REQUIRED ACTION: Look through the entries below and count the lines that contain "eigen". Reply with that number only.

DATA EXCERPTS:
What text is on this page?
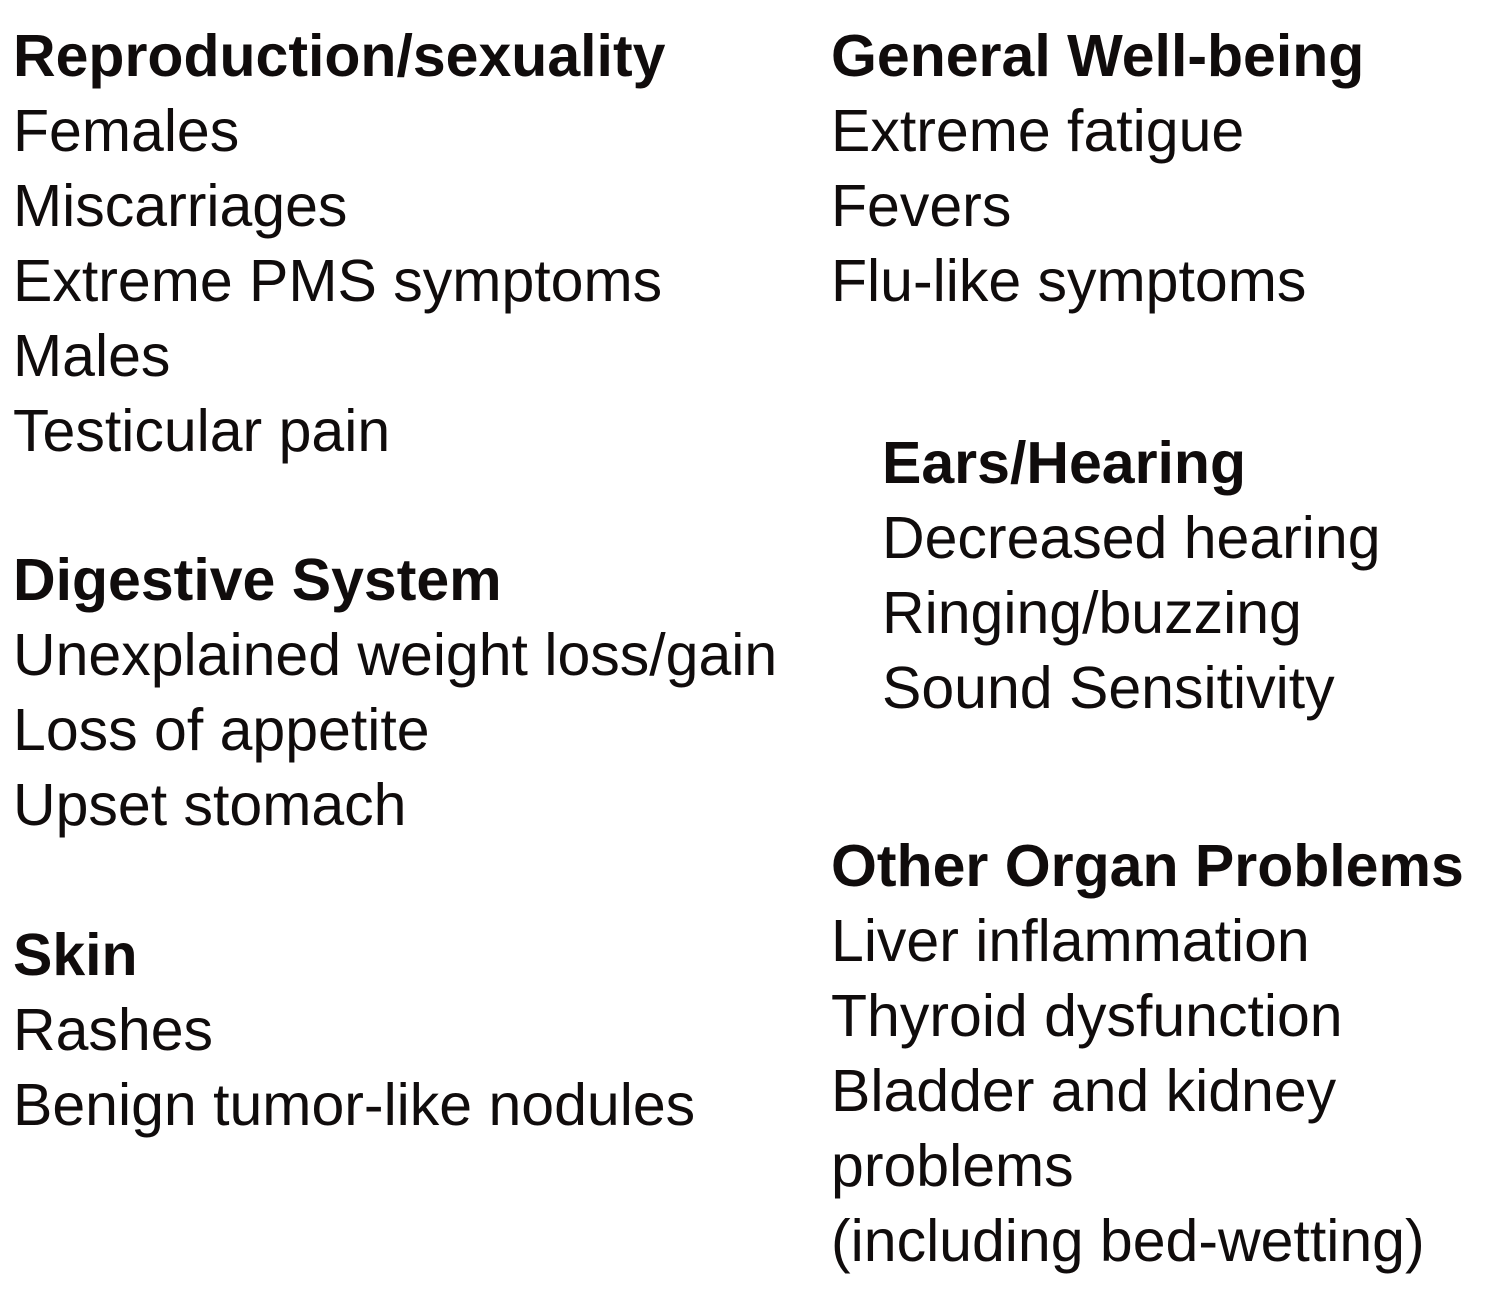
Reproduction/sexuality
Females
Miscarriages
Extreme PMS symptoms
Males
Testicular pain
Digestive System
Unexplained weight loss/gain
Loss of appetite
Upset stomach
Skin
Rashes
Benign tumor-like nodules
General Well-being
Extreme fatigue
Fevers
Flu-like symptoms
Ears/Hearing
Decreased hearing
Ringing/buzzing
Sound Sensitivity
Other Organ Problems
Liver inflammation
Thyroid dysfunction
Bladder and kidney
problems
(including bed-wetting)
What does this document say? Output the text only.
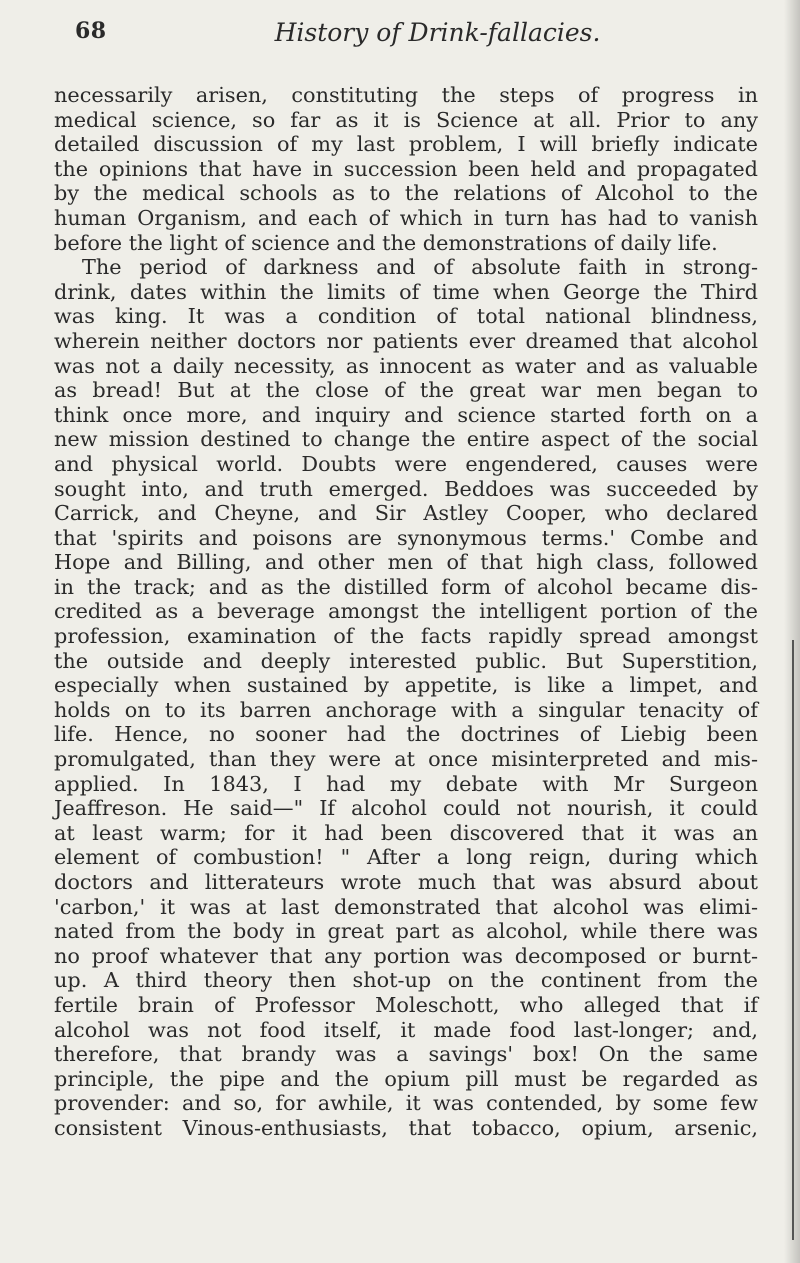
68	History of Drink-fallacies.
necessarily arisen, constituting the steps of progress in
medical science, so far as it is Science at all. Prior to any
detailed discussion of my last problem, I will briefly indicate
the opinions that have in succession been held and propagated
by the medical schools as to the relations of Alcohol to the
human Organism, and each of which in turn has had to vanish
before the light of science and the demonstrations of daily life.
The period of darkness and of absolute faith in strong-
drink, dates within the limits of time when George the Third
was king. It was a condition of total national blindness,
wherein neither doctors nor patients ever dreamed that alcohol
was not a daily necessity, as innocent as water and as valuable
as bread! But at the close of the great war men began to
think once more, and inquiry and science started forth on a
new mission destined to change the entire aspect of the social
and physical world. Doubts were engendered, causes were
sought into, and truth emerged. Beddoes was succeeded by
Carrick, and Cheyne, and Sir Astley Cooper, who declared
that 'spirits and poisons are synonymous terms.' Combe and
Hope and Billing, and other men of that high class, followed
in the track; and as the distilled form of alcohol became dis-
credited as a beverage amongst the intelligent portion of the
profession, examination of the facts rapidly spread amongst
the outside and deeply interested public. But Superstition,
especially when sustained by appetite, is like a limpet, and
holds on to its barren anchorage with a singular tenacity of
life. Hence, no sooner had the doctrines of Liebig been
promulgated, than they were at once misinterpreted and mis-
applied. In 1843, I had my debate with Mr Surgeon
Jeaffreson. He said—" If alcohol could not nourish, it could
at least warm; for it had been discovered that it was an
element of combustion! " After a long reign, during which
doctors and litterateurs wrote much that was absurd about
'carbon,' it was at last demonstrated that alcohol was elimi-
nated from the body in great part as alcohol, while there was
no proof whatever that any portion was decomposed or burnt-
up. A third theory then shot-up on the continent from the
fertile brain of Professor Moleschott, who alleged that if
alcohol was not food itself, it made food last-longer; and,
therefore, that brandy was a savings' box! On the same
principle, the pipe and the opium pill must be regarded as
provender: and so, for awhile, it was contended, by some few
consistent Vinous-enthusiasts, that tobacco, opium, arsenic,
---
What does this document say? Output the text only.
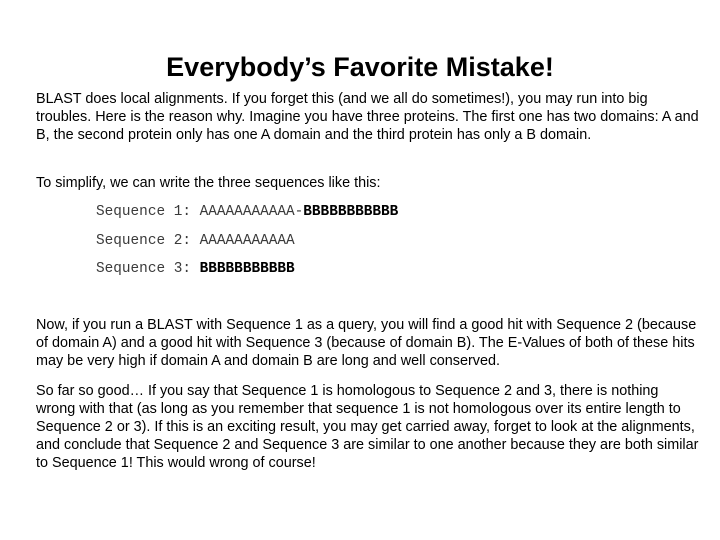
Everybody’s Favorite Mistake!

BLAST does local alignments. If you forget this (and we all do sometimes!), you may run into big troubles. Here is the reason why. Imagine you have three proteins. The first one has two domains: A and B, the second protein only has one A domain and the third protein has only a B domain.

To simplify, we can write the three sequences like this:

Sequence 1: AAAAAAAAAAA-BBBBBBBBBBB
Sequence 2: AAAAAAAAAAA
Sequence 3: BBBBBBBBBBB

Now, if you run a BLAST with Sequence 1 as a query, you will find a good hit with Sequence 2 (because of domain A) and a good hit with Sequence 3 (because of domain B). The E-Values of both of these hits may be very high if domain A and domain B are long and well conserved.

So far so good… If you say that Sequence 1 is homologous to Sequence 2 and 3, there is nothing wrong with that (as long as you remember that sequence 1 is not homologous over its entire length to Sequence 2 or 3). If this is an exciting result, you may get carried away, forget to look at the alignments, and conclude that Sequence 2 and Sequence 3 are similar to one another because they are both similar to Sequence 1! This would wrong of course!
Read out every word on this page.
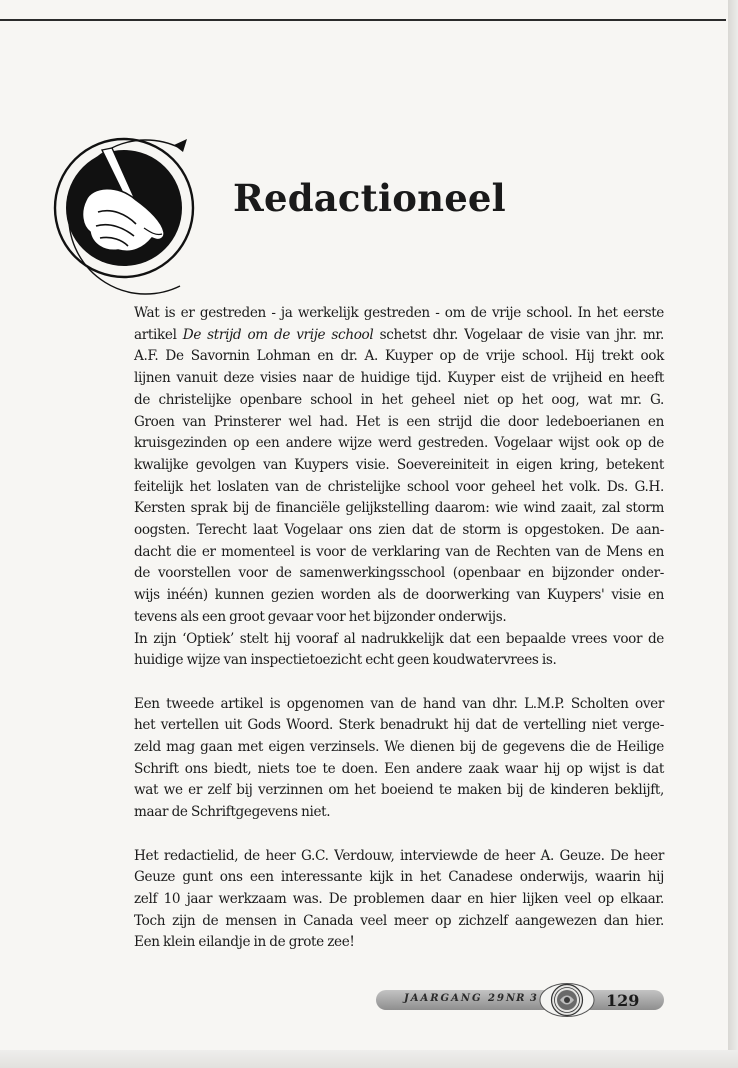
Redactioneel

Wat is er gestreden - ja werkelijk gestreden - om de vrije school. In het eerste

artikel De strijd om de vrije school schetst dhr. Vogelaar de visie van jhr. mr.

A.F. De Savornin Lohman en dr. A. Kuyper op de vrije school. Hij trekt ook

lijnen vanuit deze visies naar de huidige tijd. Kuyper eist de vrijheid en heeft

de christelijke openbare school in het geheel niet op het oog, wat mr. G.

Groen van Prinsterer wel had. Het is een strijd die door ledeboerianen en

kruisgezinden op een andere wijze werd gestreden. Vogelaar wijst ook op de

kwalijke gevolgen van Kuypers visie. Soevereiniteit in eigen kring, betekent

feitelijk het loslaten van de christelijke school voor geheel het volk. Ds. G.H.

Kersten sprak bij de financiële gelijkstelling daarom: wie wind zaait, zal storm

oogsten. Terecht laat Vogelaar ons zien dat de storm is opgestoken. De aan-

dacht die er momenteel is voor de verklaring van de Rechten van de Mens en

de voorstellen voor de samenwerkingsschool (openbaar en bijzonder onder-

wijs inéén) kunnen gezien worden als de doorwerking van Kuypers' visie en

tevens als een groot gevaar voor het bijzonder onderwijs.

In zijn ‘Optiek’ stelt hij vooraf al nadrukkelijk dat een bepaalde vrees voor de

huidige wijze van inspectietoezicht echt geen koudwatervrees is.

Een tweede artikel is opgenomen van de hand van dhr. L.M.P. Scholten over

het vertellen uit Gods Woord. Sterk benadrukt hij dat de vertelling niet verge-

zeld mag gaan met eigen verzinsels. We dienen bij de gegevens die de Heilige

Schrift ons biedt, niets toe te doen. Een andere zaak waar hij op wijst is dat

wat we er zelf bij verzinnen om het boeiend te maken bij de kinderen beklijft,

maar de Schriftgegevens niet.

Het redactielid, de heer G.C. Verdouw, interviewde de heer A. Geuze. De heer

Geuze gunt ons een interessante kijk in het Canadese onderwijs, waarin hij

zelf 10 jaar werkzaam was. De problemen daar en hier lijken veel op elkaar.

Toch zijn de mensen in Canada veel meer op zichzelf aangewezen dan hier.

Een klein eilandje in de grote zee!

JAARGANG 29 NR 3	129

RESULT FOR THIS EXERCISE: 2